* _REQUIREMENT_:
Using the data below, gather each line that includes the word "from".
--- START ---
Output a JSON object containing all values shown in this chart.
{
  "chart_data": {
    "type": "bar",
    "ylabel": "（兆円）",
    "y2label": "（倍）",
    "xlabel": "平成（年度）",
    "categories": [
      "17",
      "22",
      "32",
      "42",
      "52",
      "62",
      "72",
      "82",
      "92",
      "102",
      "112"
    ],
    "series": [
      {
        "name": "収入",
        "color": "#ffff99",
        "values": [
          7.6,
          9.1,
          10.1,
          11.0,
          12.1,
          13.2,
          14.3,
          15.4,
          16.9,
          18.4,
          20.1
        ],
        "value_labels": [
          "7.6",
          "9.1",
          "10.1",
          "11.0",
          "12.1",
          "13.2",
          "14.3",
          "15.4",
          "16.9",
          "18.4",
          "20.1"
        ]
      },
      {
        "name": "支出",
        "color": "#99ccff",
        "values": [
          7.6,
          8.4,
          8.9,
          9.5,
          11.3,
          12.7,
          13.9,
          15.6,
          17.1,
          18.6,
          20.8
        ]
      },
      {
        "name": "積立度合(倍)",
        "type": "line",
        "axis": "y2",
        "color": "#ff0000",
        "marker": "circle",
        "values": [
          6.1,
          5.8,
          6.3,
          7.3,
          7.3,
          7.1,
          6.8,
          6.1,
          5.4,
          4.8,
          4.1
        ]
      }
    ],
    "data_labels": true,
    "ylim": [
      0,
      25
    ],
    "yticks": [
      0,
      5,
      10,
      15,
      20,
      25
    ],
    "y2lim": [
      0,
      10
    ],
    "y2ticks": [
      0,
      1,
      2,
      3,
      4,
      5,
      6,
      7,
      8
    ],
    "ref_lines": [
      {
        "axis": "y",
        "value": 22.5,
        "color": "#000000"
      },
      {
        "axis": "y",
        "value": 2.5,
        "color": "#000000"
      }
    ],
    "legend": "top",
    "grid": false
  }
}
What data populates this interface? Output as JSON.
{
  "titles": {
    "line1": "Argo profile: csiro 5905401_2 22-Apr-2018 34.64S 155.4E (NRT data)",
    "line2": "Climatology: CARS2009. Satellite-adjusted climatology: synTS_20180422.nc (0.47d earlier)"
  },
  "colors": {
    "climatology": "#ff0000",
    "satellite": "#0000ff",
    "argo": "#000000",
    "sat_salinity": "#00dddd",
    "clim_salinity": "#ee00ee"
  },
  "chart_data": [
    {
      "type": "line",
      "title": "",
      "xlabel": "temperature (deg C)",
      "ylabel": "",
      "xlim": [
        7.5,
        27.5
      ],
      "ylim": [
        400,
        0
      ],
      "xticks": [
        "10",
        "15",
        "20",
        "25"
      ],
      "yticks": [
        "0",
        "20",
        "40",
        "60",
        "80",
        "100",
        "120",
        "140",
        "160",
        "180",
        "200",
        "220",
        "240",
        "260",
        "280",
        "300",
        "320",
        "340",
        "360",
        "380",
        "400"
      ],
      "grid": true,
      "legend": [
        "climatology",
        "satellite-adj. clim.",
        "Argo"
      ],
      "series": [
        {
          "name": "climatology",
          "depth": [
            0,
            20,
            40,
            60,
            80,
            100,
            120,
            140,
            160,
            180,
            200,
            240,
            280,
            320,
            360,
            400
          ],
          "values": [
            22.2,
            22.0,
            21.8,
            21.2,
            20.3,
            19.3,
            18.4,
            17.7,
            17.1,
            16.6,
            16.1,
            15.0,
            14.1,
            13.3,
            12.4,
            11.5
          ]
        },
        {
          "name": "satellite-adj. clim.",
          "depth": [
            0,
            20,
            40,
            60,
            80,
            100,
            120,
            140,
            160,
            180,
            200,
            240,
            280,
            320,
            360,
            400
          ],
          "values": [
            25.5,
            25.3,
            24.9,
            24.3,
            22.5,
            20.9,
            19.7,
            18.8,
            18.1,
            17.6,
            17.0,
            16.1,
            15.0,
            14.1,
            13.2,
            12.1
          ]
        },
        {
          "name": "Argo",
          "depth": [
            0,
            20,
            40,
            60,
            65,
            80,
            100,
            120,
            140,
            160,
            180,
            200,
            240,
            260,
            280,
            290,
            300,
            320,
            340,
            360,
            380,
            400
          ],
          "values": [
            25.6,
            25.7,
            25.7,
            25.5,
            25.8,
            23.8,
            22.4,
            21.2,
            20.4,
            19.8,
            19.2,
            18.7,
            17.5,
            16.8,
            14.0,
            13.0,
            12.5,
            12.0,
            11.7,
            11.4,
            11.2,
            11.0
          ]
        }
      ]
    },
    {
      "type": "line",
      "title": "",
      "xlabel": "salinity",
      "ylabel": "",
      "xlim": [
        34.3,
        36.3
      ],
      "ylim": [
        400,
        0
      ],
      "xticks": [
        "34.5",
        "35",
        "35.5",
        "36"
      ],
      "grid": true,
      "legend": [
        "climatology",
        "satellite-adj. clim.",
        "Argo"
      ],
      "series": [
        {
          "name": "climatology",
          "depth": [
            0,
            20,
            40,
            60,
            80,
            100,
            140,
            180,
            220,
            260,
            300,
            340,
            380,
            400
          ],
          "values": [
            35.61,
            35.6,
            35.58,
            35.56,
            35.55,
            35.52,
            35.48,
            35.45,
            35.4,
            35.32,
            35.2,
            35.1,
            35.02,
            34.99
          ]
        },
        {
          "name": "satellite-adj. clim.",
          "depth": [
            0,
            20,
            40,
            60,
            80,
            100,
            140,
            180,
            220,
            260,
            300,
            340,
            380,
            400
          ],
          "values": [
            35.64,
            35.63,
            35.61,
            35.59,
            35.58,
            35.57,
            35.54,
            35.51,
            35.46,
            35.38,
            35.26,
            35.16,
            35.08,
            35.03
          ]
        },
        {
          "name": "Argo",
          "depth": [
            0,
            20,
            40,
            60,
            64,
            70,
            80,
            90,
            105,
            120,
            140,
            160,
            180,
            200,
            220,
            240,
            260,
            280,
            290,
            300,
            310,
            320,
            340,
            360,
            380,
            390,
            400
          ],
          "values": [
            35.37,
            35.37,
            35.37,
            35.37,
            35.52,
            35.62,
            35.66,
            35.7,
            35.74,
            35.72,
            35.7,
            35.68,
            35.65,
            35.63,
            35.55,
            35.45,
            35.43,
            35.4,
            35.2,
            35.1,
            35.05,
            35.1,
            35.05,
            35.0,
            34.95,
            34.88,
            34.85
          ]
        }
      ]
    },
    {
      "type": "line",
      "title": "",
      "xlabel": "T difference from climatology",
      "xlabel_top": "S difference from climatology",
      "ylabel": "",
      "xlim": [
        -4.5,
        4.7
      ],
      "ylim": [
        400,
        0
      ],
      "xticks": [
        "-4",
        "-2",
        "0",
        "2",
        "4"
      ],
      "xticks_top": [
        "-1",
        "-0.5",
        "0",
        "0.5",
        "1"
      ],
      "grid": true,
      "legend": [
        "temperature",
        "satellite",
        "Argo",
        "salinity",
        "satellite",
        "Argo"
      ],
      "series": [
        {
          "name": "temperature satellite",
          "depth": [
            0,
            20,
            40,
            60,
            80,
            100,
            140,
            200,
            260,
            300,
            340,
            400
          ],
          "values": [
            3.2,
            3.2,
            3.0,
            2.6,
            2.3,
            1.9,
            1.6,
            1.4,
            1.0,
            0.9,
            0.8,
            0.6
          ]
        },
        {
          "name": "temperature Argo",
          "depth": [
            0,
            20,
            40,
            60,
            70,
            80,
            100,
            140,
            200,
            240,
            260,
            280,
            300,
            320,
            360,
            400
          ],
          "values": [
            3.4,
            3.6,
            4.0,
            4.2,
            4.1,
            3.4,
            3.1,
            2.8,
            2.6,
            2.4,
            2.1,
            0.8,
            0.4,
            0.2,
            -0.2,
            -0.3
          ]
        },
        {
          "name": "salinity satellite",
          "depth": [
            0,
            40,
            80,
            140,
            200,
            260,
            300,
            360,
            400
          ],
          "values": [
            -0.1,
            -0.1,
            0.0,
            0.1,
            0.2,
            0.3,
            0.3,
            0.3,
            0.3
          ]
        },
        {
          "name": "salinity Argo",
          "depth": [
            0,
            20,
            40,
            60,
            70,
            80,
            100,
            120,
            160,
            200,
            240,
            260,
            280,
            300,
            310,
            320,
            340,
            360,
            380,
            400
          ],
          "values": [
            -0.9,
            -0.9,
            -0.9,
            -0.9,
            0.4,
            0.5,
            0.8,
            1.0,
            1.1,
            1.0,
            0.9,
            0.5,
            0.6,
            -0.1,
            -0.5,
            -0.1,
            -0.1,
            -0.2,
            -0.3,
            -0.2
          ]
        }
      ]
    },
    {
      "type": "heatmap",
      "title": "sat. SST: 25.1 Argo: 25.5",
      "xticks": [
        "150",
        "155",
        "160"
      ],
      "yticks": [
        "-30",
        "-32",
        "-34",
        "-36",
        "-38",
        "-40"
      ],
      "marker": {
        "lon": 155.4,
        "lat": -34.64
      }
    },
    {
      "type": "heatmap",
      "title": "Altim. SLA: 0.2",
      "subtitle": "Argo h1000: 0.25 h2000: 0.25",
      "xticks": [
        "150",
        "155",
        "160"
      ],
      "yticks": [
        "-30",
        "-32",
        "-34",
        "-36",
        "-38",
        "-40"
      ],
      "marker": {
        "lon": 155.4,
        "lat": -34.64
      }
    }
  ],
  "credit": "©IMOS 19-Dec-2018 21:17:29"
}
--- END ---
* _THE OUTPUT_:
      "xlabel": "T difference from climatology",
      "xlabel_top": "S difference from climatology",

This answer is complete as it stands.